## What is required
Reproduce the records below, replacing every occurrence of "heart-icon" with "like-icon" and leaving everything else unchanged.
+ + + + + + +
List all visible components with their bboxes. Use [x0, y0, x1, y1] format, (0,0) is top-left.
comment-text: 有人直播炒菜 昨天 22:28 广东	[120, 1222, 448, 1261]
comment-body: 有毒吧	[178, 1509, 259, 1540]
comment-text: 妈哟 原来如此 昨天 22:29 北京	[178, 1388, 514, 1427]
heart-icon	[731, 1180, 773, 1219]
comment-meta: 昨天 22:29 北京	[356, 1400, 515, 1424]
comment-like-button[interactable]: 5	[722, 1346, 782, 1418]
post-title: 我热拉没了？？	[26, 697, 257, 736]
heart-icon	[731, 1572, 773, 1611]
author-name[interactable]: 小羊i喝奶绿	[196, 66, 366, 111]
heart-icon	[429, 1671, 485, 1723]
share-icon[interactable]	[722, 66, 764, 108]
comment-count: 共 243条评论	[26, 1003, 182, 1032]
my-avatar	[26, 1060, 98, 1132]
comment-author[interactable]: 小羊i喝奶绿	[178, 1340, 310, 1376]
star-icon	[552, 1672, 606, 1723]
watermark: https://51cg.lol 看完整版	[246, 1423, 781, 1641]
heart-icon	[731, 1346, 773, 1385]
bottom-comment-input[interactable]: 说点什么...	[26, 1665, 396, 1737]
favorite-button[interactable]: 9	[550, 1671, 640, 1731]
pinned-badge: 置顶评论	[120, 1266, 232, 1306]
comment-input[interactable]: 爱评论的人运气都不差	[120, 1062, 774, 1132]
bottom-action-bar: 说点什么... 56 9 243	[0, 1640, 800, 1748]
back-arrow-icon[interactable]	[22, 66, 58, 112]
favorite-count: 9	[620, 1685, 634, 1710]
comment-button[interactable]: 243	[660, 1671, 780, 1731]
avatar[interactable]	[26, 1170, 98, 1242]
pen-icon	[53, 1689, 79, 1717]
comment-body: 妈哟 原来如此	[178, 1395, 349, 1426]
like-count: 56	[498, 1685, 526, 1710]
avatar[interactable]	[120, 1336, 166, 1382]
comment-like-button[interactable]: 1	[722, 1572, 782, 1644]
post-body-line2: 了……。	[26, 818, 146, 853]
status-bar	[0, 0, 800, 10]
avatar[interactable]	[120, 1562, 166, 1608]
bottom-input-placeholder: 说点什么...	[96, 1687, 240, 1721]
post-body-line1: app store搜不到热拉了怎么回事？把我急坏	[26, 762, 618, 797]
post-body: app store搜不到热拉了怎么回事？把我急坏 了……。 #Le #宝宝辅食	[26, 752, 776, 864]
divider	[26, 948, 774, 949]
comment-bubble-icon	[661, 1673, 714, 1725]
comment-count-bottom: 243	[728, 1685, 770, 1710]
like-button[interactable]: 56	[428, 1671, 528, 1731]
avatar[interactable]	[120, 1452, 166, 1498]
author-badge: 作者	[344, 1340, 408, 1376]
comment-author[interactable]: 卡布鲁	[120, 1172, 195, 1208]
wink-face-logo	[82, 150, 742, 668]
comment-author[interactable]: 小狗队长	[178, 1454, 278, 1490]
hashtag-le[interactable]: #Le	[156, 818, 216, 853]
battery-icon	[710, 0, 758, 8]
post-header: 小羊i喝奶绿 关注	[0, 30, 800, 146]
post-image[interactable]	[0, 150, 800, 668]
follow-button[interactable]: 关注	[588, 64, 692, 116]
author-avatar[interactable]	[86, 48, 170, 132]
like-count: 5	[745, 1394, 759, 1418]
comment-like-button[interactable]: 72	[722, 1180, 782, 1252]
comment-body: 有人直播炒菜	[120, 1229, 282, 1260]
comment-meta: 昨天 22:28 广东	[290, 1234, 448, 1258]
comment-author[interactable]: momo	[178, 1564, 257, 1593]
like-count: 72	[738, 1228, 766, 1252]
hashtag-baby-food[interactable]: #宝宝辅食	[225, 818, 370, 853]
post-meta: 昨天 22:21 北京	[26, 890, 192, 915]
+ + + + + + +
## The response
List all visible components with their bboxes. Use [x0, y0, x1, y1] format, (0,0) is top-left.
comment-text: 有人直播炒菜 昨天 22:28 广东	[120, 1222, 448, 1261]
comment-body: 有毒吧	[178, 1509, 259, 1540]
comment-text: 妈哟 原来如此 昨天 22:29 北京	[178, 1388, 514, 1427]
like-icon	[731, 1180, 773, 1219]
comment-meta: 昨天 22:29 北京	[356, 1400, 515, 1424]
comment-like-button[interactable]: 5	[722, 1346, 782, 1418]
post-title: 我热拉没了？？	[26, 697, 257, 736]
like-icon	[731, 1572, 773, 1611]
author-name[interactable]: 小羊i喝奶绿	[196, 66, 366, 111]
like-icon	[429, 1671, 485, 1723]
share-icon[interactable]	[722, 66, 764, 108]
comment-count: 共 243条评论	[26, 1003, 182, 1032]
my-avatar	[26, 1060, 98, 1132]
comment-author[interactable]: 小羊i喝奶绿	[178, 1340, 310, 1376]
star-icon	[552, 1672, 606, 1723]
watermark: https://51cg.lol 看完整版	[246, 1423, 781, 1641]
like-icon	[731, 1346, 773, 1385]
bottom-comment-input[interactable]: 说点什么...	[26, 1665, 396, 1737]
favorite-button[interactable]: 9	[550, 1671, 640, 1731]
pinned-badge: 置顶评论	[120, 1266, 232, 1306]
comment-input[interactable]: 爱评论的人运气都不差	[120, 1062, 774, 1132]
bottom-action-bar: 说点什么... 56 9 243	[0, 1640, 800, 1748]
back-arrow-icon[interactable]	[22, 66, 58, 112]
favorite-count: 9	[620, 1685, 634, 1710]
comment-button[interactable]: 243	[660, 1671, 780, 1731]
avatar[interactable]	[26, 1170, 98, 1242]
pen-icon	[53, 1689, 79, 1717]
comment-body: 妈哟 原来如此	[178, 1395, 349, 1426]
like-count: 56	[498, 1685, 526, 1710]
avatar[interactable]	[120, 1336, 166, 1382]
comment-like-button[interactable]: 1	[722, 1572, 782, 1644]
post-body-line2: 了……。	[26, 818, 146, 853]
status-bar	[0, 0, 800, 10]
avatar[interactable]	[120, 1562, 166, 1608]
bottom-input-placeholder: 说点什么...	[96, 1687, 240, 1721]
post-body-line1: app store搜不到热拉了怎么回事？把我急坏	[26, 762, 618, 797]
post-body: app store搜不到热拉了怎么回事？把我急坏 了……。 #Le #宝宝辅食	[26, 752, 776, 864]
divider	[26, 948, 774, 949]
comment-bubble-icon	[661, 1673, 714, 1725]
comment-count-bottom: 243	[728, 1685, 770, 1710]
like-button[interactable]: 56	[428, 1671, 528, 1731]
avatar[interactable]	[120, 1452, 166, 1498]
author-badge: 作者	[344, 1340, 408, 1376]
comment-author[interactable]: 卡布鲁	[120, 1172, 195, 1208]
wink-face-logo	[82, 150, 742, 668]
comment-author[interactable]: 小狗队长	[178, 1454, 278, 1490]
hashtag-le[interactable]: #Le	[156, 818, 216, 853]
battery-icon	[710, 0, 758, 8]
post-header: 小羊i喝奶绿 关注	[0, 30, 800, 146]
post-image[interactable]	[0, 150, 800, 668]
follow-button[interactable]: 关注	[588, 64, 692, 116]
author-avatar[interactable]	[86, 48, 170, 132]
like-count: 5	[745, 1394, 759, 1418]
comment-like-button[interactable]: 72	[722, 1180, 782, 1252]
comment-body: 有人直播炒菜	[120, 1229, 282, 1260]
comment-meta: 昨天 22:28 广东	[290, 1234, 448, 1258]
comment-author[interactable]: momo	[178, 1564, 257, 1593]
like-count: 72	[738, 1228, 766, 1252]
hashtag-baby-food[interactable]: #宝宝辅食	[225, 818, 370, 853]
post-meta: 昨天 22:21 北京	[26, 890, 192, 915]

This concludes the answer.